Copy out each line below that has the word "ylabel" in it.

── Material supplied

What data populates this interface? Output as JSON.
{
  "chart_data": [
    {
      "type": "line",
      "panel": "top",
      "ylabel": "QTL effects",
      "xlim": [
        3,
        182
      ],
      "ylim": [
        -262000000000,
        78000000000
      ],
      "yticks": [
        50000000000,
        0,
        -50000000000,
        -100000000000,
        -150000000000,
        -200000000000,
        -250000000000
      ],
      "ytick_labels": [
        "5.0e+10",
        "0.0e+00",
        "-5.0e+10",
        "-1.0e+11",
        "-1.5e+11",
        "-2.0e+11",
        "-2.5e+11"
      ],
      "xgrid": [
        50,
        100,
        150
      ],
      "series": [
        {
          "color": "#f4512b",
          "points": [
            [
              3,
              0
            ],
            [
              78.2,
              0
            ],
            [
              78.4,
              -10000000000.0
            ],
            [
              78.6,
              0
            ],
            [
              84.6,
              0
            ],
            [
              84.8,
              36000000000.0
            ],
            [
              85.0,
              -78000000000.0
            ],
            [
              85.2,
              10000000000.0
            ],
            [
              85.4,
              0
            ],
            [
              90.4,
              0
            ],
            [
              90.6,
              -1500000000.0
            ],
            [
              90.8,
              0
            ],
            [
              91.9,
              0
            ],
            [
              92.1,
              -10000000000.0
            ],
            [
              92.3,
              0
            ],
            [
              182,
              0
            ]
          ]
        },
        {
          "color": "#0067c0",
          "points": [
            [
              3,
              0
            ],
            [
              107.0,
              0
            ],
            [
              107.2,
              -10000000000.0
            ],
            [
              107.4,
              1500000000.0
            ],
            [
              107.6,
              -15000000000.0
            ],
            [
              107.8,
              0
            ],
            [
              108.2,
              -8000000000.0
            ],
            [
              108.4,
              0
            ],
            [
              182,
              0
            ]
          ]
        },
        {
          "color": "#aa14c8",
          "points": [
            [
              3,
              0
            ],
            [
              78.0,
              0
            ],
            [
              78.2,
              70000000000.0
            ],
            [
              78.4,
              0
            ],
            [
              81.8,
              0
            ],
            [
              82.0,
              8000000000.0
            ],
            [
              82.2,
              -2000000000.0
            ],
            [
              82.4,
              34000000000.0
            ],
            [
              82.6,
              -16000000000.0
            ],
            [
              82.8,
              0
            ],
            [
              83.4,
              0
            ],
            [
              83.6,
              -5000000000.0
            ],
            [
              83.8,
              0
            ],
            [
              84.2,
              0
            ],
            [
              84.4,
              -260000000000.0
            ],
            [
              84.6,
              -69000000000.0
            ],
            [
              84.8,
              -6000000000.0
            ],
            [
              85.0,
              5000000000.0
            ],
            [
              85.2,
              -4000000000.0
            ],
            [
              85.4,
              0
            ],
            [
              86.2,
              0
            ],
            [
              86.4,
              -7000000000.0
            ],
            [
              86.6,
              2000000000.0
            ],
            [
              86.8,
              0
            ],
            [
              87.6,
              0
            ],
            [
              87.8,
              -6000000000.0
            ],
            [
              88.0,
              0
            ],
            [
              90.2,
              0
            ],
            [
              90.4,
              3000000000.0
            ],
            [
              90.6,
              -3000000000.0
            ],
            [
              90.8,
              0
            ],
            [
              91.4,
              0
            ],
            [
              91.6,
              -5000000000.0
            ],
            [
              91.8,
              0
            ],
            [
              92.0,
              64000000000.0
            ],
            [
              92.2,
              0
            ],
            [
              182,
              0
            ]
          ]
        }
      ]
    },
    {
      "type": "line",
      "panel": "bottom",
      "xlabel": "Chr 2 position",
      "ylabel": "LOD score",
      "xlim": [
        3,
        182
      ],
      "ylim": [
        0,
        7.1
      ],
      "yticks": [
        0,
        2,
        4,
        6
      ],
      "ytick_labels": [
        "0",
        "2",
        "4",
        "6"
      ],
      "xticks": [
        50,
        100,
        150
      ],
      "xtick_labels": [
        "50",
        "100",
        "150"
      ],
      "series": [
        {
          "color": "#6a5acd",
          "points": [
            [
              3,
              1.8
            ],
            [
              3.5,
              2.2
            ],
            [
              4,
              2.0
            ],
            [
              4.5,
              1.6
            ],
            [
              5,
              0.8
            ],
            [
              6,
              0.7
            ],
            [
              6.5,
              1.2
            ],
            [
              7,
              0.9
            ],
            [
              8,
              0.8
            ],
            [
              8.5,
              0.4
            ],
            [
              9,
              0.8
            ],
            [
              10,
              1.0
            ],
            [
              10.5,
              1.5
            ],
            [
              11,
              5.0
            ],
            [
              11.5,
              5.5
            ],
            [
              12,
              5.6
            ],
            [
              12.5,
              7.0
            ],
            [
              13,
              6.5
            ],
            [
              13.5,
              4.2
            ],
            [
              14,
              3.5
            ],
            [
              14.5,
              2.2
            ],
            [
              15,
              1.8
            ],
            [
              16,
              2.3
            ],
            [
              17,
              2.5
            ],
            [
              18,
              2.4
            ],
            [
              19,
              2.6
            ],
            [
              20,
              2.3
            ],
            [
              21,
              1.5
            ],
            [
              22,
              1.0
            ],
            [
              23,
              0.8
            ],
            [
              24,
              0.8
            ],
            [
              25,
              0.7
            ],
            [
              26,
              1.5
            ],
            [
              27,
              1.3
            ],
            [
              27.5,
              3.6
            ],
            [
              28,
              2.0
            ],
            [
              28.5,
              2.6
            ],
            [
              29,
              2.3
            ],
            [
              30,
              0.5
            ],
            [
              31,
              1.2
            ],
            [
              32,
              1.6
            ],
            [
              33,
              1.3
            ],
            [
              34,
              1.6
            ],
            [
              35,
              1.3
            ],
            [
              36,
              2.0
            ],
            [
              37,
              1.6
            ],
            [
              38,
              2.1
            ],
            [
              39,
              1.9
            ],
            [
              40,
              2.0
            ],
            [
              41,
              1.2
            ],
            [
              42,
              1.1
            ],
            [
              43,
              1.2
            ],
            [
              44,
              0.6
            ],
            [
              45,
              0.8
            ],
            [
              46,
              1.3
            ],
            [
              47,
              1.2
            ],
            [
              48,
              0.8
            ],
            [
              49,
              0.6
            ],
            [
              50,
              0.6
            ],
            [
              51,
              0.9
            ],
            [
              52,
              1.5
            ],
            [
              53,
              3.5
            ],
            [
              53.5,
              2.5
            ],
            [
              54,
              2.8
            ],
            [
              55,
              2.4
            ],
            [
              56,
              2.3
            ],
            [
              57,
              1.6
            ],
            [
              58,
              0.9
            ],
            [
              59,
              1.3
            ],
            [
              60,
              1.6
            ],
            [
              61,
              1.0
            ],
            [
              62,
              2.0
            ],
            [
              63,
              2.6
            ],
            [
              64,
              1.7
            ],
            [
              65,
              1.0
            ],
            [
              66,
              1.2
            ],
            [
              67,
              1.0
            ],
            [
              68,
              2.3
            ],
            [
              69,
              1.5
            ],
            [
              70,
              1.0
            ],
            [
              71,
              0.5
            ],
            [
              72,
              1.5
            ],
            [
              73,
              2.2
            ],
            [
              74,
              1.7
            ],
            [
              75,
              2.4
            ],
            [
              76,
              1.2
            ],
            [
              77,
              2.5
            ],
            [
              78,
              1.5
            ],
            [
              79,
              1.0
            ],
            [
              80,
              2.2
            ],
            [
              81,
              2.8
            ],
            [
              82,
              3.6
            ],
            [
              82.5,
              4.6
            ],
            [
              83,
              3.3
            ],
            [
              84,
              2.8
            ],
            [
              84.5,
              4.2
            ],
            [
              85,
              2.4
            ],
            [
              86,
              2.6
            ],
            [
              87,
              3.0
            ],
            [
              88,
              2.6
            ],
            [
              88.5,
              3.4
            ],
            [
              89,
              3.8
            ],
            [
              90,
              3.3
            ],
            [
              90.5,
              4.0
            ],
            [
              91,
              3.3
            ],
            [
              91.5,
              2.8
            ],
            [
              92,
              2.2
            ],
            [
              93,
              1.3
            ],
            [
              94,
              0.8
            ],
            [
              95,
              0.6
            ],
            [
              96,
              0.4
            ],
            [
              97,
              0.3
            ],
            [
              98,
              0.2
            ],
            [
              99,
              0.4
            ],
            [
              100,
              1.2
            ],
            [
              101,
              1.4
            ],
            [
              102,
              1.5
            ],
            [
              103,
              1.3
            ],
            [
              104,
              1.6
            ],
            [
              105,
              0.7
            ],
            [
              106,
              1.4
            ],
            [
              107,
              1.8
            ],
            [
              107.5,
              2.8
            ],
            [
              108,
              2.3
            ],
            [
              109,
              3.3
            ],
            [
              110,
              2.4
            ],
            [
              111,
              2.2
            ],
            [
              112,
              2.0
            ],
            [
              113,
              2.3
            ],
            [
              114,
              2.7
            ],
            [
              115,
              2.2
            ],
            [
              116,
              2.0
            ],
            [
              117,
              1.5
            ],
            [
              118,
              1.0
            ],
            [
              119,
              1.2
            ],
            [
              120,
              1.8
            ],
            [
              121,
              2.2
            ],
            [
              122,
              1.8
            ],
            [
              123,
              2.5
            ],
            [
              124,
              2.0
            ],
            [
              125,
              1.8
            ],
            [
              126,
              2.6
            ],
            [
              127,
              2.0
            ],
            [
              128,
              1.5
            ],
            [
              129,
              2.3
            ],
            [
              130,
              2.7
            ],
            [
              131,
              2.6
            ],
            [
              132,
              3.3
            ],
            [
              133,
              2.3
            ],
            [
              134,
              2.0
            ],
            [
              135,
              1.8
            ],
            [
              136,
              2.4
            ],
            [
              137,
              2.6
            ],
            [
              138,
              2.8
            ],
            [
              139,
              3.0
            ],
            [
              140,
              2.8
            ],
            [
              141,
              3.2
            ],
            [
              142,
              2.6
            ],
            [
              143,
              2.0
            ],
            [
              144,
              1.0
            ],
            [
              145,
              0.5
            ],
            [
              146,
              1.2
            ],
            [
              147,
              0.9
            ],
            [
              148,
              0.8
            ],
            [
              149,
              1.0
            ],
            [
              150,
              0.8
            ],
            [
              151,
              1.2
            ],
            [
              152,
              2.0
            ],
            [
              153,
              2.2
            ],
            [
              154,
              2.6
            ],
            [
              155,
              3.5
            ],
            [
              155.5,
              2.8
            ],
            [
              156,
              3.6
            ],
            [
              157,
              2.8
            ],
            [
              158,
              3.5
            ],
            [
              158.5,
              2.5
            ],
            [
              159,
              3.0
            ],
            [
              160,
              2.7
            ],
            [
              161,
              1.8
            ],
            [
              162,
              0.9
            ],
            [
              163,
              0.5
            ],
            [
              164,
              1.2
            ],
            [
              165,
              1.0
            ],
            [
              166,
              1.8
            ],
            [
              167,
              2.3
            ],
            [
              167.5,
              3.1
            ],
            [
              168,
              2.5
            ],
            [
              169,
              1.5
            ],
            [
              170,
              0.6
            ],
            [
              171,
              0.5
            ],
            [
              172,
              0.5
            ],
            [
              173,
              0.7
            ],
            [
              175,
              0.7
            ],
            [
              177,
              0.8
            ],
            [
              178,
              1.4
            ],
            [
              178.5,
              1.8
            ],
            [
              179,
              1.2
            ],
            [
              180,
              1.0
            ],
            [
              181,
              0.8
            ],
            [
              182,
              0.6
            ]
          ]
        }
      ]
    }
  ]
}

────

**Answer in full**
      "ylabel": "QTL effects",
      "ylabel": "LOD score",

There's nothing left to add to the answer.